Verbatim output of all the material below is required.

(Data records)
__________________________________________________

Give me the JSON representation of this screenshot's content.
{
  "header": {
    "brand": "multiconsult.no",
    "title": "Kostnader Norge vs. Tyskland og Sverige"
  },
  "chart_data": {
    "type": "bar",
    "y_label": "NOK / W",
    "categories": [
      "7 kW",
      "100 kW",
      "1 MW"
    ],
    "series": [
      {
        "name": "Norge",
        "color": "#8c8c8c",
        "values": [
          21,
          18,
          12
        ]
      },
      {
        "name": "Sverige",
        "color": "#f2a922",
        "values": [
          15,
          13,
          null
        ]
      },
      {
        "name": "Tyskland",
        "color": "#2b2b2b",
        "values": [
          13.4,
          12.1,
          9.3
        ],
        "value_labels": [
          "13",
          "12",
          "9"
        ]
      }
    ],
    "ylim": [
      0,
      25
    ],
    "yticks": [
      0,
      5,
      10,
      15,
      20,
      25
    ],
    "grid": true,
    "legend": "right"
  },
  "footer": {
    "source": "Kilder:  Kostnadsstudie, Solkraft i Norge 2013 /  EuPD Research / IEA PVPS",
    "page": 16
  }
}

__________________________________________________

Output below -
Give me the JSON representation of this screenshot's content.
{
  "header": {
    "brand": "multiconsult.no",
    "title": "Kostnader Norge vs. Tyskland og Sverige"
  },
  "chart_data": {
    "type": "bar",
    "y_label": "NOK / W",
    "categories": [
      "7 kW",
      "100 kW",
      "1 MW"
    ],
    "series": [
      {
        "name": "Norge",
        "color": "#8c8c8c",
        "values": [
          21,
          18,
          12
        ]
      },
      {
        "name": "Sverige",
        "color": "#f2a922",
        "values": [
          15,
          13,
          null
        ]
      },
      {
        "name": "Tyskland",
        "color": "#2b2b2b",
        "values": [
          13.4,
          12.1,
          9.3
        ],
        "value_labels": [
          "13",
          "12",
          "9"
        ]
      }
    ],
    "ylim": [
      0,
      25
    ],
    "yticks": [
      0,
      5,
      10,
      15,
      20,
      25
    ],
    "grid": true,
    "legend": "right"
  },
  "footer": {
    "source": "Kilder:  Kostnadsstudie, Solkraft i Norge 2013 /  EuPD Research / IEA PVPS",
    "page": 16
  }
}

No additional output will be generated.